▸ Work required: Across the material below, how many lines contain the word "xlabel"? Give only the number.

Dataset records on visual material:

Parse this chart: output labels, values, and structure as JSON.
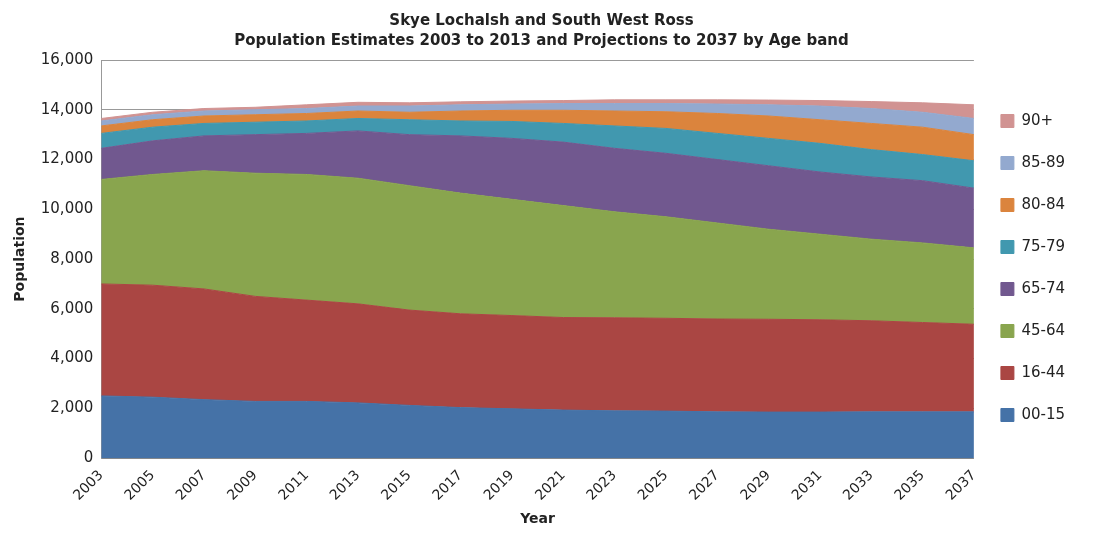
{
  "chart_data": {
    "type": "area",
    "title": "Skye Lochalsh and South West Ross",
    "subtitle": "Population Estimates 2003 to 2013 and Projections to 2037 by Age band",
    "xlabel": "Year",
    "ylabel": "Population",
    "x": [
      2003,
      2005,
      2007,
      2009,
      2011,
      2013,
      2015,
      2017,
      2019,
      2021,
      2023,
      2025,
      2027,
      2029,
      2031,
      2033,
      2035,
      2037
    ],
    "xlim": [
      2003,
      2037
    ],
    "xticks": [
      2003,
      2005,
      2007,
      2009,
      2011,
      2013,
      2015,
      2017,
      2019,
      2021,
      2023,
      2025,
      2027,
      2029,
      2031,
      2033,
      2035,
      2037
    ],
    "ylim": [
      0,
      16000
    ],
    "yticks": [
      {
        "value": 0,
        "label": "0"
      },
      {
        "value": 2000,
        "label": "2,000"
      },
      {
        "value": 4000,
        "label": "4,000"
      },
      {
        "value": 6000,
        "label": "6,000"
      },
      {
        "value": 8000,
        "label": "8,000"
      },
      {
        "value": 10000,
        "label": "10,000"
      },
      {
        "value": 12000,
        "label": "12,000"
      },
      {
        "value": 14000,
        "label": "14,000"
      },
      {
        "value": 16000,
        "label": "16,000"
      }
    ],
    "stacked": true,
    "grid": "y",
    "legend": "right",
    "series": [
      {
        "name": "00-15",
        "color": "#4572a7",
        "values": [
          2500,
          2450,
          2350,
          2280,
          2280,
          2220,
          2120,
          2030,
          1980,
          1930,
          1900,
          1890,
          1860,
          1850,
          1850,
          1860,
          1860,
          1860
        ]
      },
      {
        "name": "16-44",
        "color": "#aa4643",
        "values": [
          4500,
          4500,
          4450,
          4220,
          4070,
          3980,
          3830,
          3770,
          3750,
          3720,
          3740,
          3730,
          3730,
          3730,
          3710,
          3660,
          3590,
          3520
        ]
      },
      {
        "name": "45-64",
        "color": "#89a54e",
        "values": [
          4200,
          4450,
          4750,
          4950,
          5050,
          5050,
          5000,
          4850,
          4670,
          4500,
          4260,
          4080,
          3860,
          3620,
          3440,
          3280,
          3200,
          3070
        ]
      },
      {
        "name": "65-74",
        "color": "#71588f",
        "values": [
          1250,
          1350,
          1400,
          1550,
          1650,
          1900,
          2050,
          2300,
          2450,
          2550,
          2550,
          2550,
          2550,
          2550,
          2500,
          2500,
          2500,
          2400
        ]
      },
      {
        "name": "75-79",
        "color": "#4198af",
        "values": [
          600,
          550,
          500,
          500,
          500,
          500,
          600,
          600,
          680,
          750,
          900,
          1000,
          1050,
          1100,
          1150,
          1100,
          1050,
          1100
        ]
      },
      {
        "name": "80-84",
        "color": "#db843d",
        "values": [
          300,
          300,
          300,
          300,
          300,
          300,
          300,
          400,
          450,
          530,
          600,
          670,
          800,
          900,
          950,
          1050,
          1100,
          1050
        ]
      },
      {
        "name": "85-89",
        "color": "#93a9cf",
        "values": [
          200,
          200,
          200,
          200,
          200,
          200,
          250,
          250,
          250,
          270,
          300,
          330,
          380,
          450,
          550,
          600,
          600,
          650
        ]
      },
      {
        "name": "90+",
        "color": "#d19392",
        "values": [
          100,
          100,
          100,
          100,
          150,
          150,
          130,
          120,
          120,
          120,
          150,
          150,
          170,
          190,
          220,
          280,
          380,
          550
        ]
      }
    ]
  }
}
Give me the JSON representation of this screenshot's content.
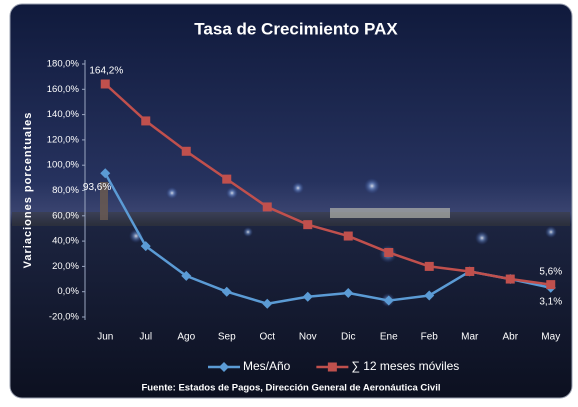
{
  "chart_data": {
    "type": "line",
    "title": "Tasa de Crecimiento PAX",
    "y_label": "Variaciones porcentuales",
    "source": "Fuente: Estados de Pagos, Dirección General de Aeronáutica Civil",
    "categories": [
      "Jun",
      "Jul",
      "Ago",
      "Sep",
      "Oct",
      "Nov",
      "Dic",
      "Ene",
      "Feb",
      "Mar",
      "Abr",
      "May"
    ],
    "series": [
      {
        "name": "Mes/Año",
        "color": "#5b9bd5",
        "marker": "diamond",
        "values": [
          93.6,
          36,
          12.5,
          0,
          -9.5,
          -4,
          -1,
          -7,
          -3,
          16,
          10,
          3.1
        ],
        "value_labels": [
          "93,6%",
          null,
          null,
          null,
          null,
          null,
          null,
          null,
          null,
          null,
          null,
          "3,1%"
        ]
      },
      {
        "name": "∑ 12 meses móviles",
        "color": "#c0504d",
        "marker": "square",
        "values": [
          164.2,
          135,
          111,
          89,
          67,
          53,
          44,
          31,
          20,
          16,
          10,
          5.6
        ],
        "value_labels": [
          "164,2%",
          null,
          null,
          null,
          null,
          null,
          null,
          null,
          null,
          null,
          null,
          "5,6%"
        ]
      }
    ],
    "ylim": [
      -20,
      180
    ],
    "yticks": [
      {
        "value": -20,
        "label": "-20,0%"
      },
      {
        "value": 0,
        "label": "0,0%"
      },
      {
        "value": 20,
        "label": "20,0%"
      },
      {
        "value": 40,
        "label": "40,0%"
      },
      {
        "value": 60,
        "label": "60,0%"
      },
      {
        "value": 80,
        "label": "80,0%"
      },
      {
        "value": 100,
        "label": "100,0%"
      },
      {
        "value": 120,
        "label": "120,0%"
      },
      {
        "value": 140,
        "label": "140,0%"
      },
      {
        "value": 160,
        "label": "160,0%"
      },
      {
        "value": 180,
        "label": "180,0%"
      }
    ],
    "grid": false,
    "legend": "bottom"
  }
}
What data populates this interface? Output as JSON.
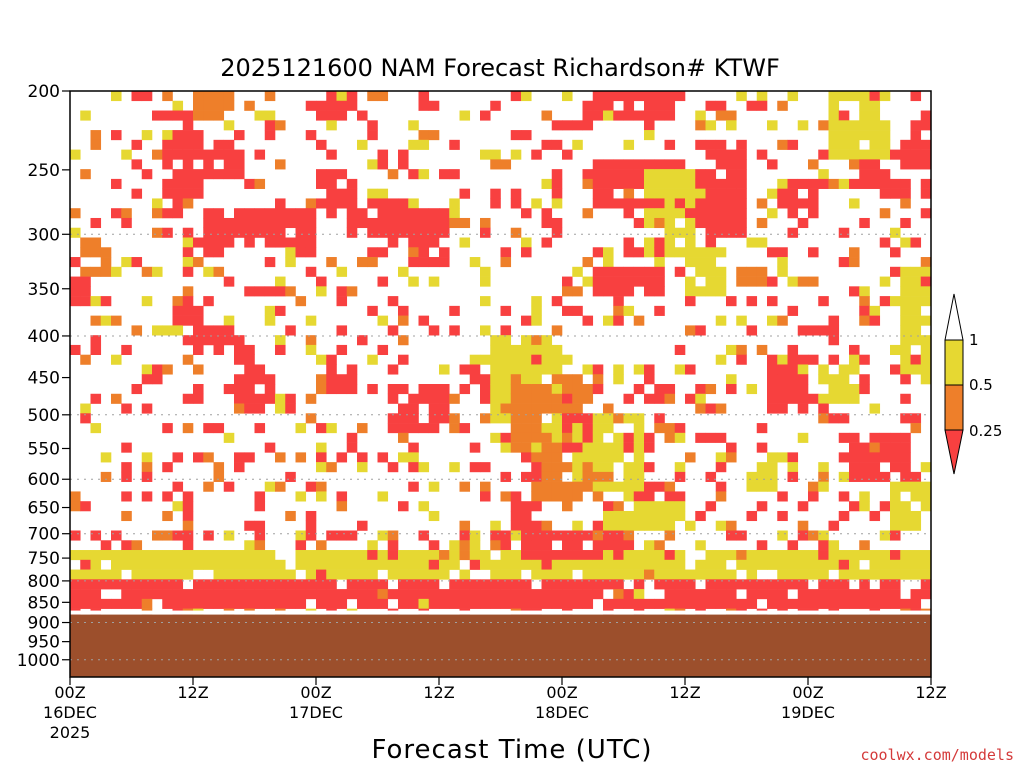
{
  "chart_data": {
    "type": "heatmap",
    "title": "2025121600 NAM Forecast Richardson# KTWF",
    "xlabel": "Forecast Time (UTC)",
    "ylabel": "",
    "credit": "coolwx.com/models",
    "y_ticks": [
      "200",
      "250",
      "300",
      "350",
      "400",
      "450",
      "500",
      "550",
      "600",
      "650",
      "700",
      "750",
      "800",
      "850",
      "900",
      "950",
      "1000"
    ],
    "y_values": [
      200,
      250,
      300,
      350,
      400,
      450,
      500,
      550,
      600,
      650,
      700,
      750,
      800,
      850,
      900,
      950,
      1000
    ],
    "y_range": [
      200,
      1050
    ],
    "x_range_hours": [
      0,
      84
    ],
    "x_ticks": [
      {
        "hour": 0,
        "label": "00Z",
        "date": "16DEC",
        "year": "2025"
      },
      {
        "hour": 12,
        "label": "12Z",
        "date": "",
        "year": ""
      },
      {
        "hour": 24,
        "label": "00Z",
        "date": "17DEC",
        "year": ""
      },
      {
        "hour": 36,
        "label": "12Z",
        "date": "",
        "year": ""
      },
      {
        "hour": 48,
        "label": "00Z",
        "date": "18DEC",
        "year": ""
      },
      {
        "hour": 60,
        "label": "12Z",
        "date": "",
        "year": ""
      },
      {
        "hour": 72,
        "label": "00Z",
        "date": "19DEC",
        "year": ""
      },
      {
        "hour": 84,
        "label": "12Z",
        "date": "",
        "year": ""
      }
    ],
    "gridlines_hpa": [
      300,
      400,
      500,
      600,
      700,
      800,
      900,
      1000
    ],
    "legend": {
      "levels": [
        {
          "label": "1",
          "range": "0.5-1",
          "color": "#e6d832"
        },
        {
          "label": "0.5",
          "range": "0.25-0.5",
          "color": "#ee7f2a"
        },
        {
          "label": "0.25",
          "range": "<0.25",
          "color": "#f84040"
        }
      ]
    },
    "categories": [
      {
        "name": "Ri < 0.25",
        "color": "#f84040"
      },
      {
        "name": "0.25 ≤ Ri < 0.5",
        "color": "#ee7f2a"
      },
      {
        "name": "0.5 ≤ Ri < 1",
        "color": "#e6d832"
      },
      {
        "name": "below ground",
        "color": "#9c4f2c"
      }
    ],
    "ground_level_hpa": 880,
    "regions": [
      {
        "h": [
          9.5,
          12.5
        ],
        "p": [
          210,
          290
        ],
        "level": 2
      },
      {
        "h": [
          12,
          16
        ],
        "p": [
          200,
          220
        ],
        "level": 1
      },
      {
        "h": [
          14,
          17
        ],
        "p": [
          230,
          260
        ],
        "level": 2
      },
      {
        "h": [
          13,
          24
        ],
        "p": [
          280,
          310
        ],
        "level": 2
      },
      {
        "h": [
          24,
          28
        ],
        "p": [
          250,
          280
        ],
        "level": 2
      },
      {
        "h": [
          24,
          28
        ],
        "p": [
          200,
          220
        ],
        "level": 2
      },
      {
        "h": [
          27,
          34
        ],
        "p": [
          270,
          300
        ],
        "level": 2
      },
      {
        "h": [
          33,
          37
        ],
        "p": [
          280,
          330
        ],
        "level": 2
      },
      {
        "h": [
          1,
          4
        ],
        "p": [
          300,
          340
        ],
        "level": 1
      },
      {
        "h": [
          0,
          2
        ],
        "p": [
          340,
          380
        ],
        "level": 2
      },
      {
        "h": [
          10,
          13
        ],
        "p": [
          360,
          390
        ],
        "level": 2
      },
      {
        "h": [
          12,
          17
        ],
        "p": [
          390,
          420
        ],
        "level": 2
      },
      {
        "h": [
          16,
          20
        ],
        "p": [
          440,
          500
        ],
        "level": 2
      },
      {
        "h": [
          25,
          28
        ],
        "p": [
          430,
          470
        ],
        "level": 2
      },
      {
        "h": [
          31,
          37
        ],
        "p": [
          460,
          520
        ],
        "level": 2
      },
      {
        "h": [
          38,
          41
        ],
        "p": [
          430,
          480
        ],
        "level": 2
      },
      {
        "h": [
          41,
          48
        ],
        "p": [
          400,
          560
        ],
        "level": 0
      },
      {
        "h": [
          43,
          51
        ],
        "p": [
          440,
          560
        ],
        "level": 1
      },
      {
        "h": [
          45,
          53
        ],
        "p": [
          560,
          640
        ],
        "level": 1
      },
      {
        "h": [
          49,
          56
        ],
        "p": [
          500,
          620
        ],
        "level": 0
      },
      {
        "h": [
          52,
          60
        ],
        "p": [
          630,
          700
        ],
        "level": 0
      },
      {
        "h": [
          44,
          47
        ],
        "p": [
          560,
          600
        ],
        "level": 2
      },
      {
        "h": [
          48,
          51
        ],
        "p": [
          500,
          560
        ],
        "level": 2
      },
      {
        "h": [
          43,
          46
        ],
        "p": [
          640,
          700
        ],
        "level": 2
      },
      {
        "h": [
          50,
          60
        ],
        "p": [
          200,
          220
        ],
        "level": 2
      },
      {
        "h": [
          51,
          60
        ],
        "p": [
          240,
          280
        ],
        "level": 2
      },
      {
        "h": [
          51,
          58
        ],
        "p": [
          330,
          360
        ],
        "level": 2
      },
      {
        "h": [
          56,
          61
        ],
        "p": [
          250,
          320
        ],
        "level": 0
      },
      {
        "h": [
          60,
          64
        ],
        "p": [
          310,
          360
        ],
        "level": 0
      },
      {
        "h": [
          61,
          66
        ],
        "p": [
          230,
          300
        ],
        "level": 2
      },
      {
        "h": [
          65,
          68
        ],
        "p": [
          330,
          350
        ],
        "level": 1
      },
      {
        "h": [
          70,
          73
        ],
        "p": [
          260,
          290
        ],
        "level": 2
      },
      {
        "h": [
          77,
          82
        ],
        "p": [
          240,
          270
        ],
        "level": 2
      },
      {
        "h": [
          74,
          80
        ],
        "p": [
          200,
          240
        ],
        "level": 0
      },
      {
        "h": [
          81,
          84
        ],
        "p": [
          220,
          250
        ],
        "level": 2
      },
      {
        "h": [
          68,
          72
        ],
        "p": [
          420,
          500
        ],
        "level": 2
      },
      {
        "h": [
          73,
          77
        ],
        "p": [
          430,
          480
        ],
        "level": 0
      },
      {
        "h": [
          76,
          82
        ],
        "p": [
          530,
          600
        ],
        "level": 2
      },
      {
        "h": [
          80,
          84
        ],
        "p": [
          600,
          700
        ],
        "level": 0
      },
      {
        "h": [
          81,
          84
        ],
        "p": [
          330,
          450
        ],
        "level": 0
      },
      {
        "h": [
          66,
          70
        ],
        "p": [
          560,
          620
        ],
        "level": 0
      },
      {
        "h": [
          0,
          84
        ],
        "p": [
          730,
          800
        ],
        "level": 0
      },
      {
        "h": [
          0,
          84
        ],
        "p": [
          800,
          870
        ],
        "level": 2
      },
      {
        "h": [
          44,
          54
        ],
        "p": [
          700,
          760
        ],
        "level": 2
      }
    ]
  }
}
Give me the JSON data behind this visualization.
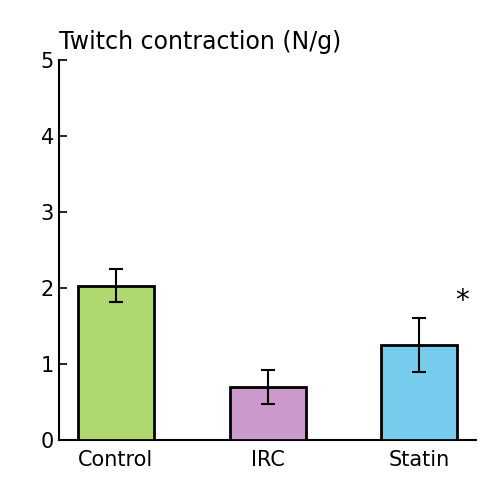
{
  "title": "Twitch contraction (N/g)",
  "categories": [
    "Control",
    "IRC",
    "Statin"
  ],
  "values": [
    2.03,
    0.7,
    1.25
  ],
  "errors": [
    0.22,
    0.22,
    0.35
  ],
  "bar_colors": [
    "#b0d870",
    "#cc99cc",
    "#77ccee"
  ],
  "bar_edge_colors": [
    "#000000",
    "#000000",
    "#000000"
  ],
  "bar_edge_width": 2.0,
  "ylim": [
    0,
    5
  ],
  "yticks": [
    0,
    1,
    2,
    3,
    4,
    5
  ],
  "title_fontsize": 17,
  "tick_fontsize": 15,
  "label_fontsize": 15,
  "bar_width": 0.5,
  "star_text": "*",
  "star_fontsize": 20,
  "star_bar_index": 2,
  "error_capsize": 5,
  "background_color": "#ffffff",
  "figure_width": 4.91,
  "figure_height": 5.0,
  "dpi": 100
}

▸ Output of the exercise: 2